Tally up the lines where the string "สำหร" appears; reply with the number only.

## Extracted data entries
----------------------------------------

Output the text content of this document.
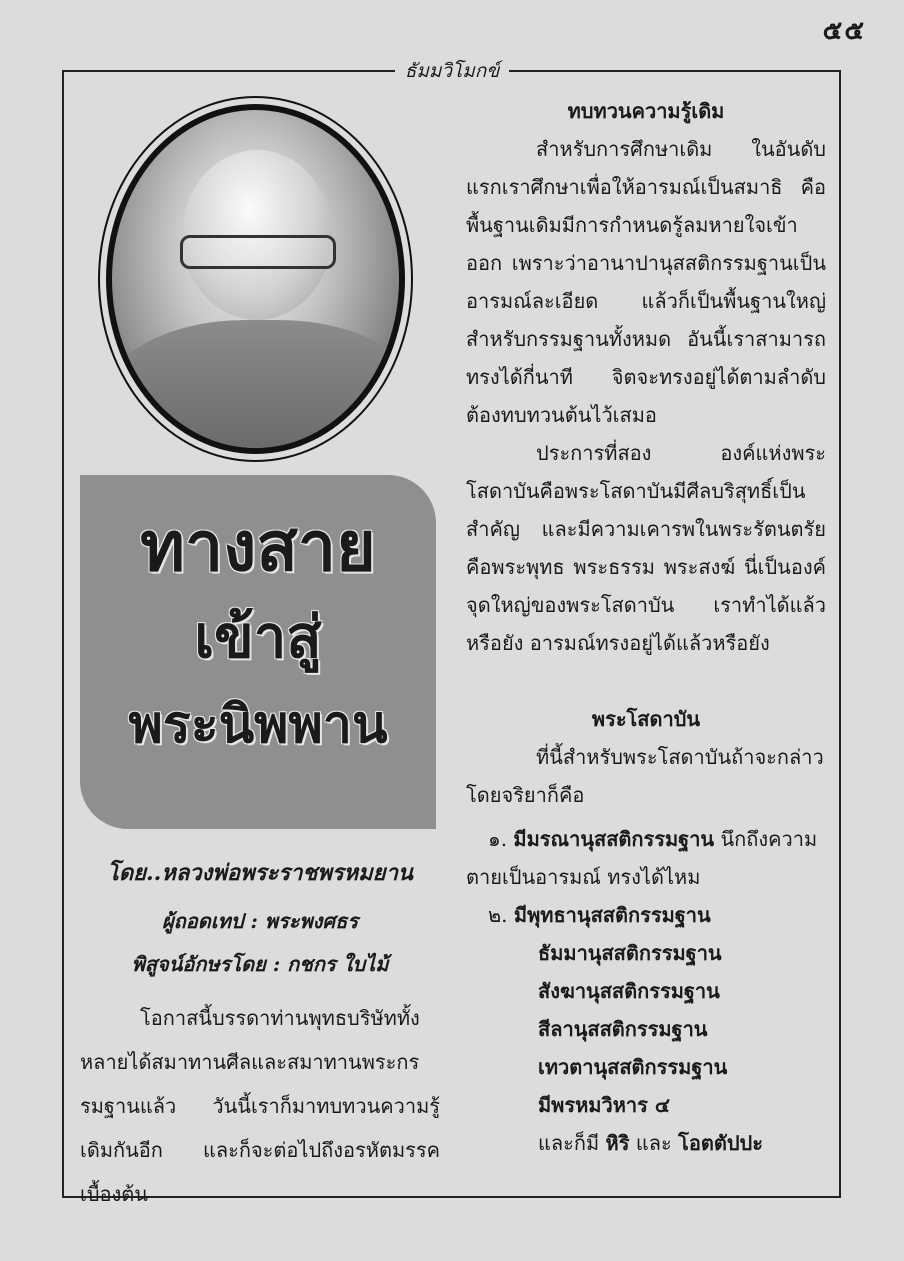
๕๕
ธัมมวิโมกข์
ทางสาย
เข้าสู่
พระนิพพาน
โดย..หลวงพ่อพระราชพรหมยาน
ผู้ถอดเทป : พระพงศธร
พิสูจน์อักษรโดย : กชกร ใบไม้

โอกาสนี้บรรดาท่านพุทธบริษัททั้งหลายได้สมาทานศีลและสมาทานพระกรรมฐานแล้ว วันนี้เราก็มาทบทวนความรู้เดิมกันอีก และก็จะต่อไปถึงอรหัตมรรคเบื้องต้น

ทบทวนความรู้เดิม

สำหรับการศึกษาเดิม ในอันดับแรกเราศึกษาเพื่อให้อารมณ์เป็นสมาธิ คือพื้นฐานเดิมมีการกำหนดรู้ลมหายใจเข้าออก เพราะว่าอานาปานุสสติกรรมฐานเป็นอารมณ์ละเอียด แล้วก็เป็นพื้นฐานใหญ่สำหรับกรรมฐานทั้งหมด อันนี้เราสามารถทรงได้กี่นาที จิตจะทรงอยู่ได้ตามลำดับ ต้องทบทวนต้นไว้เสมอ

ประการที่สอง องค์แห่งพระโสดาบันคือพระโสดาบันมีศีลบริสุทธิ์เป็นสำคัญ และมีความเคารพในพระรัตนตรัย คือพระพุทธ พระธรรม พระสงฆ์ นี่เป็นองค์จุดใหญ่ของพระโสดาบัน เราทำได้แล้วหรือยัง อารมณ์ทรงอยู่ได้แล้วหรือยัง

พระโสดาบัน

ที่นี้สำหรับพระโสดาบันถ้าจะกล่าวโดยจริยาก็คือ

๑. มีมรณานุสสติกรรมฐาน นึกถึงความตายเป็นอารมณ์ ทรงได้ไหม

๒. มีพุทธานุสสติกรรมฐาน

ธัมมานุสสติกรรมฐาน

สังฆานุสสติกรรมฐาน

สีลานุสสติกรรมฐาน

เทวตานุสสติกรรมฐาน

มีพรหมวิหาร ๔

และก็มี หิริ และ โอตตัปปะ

----------------------------------------

## Task response
2